▶ [WHAT YOU HAVE TO DO]: Which lines in the listing below contain the string "altri"? Pick out each one and copy it in full.
===
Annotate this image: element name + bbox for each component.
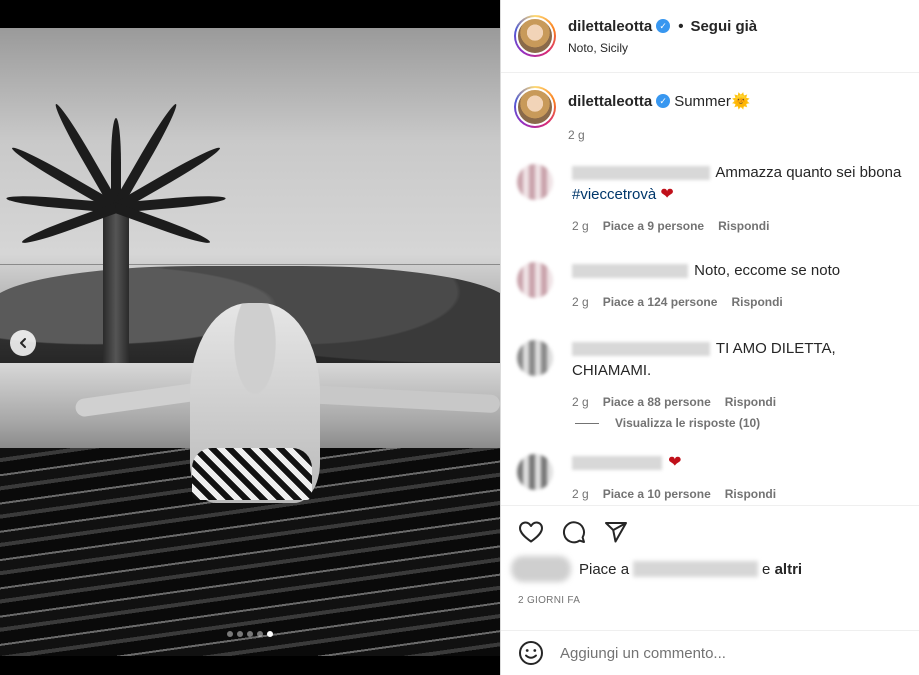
post-location[interactable]: Noto, Sicily	[568, 41, 757, 55]
post-media	[0, 0, 500, 675]
header-separator: •	[678, 17, 684, 35]
post-panel: dilettaleotta ✓ • Segui già Noto, Sicily…	[500, 0, 919, 675]
comment-likes[interactable]: Piace a 9 persone	[603, 219, 704, 233]
liker-username-blurred[interactable]	[633, 561, 759, 577]
heart-outline-icon[interactable]	[518, 520, 544, 544]
comment-age[interactable]: 2 g	[572, 295, 589, 309]
comment-item: Noto, eccome se noto 2 g Piace a 124 per…	[501, 260, 912, 309]
comment-item: Ammazza quanto sei bbona #vieccetrovà ❤ …	[501, 162, 912, 233]
carousel-dot	[247, 631, 253, 637]
post-timestamp[interactable]: 2 GIORNI FA	[501, 582, 919, 606]
commenter-avatar[interactable]	[517, 340, 553, 376]
bikini	[192, 448, 312, 500]
add-comment-bar	[501, 630, 919, 675]
comment-text: Ammazza quanto sei bbona	[715, 164, 902, 181]
commenter-username-blurred[interactable]	[572, 342, 710, 357]
commenter-avatar[interactable]	[517, 454, 553, 490]
likes-summary[interactable]: Piace a e altri	[501, 544, 919, 582]
replies-divider	[575, 422, 599, 424]
caption-age[interactable]: 2 g	[568, 128, 585, 142]
carousel-indicator	[0, 631, 500, 637]
palm-trunk	[103, 203, 129, 383]
comment-age[interactable]: 2 g	[572, 395, 589, 409]
reply-button[interactable]: Rispondi	[718, 219, 769, 233]
horizon-line	[0, 264, 500, 265]
commenter-username-blurred[interactable]	[572, 264, 688, 279]
follow-button[interactable]: Segui già	[690, 18, 757, 35]
comment-item: TI AMO DILETTA, CHIAMAMI. 2 g Piace a 88…	[501, 338, 912, 409]
comment-age[interactable]: 2 g	[572, 487, 589, 501]
view-replies-label: Visualizza le risposte (10)	[615, 416, 761, 430]
commenter-username-blurred[interactable]	[572, 456, 662, 471]
carousel-prev-button[interactable]	[10, 330, 36, 356]
reply-button[interactable]: Rispondi	[731, 295, 782, 309]
verified-badge-icon: ✓	[656, 94, 671, 108]
author-username[interactable]: dilettaleotta	[568, 18, 652, 35]
likes-prefix: Piace a	[579, 560, 630, 578]
comment-age[interactable]: 2 g	[572, 219, 589, 233]
carousel-dot	[237, 631, 243, 637]
speech-bubble-icon[interactable]	[562, 520, 586, 544]
post-header: dilettaleotta ✓ • Segui già Noto, Sicily	[501, 0, 919, 73]
post-actions: Piace a e altri 2 GIORNI FA	[501, 505, 919, 629]
carousel-dot	[267, 631, 273, 637]
comment-likes[interactable]: Piace a 10 persone	[603, 487, 711, 501]
caption-avatar[interactable]	[514, 86, 556, 128]
comment-text: Noto, eccome se noto	[694, 262, 841, 279]
comment-hashtag[interactable]: #vieccetrovà	[572, 186, 656, 203]
reply-button[interactable]: Rispondi	[725, 395, 776, 409]
author-avatar[interactable]	[514, 15, 556, 57]
comment-likes[interactable]: Piace a 124 persone	[603, 295, 718, 309]
verified-badge-icon: ✓	[656, 19, 671, 33]
comments-list[interactable]: dilettaleotta ✓ Summer 🌞 2 g Ammazza qua…	[501, 74, 919, 504]
carousel-dot	[227, 631, 233, 637]
commenter-avatar[interactable]	[517, 262, 553, 298]
liker-avatars-blurred	[511, 556, 571, 582]
commenter-avatar[interactable]	[517, 164, 553, 200]
post-photo[interactable]	[0, 28, 500, 656]
reply-button[interactable]: Rispondi	[725, 487, 776, 501]
paper-plane-icon[interactable]	[604, 520, 628, 544]
chevron-left-icon	[20, 338, 26, 348]
red-heart-emoji: ❤	[660, 186, 674, 203]
sun-emoji: 🌞	[731, 93, 751, 110]
carousel-dot	[257, 631, 263, 637]
comment-input[interactable]	[560, 644, 880, 662]
caption: dilettaleotta ✓ Summer 🌞 2 g	[501, 74, 919, 154]
likes-connector: e	[762, 560, 771, 578]
likes-others-link[interactable]: altri	[775, 561, 803, 578]
comment-likes[interactable]: Piace a 88 persone	[603, 395, 711, 409]
caption-username[interactable]: dilettaleotta	[568, 93, 652, 110]
commenter-username-blurred[interactable]	[572, 166, 710, 181]
smiley-icon[interactable]	[518, 640, 544, 666]
comment-item: ❤ 2 g Piace a 10 persone Rispondi	[501, 452, 912, 501]
red-heart-emoji: ❤	[668, 454, 682, 471]
caption-text: Summer	[674, 92, 731, 110]
view-replies-button[interactable]: Visualizza le risposte (10)	[575, 416, 760, 430]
===
▶ [FULL ANSWER]:
likes-summary[interactable]: Piace a e altri	[501, 544, 919, 582]
post-actions: Piace a e altri 2 GIORNI FA	[501, 505, 919, 629]
likes-others-link[interactable]: altri	[775, 561, 803, 578]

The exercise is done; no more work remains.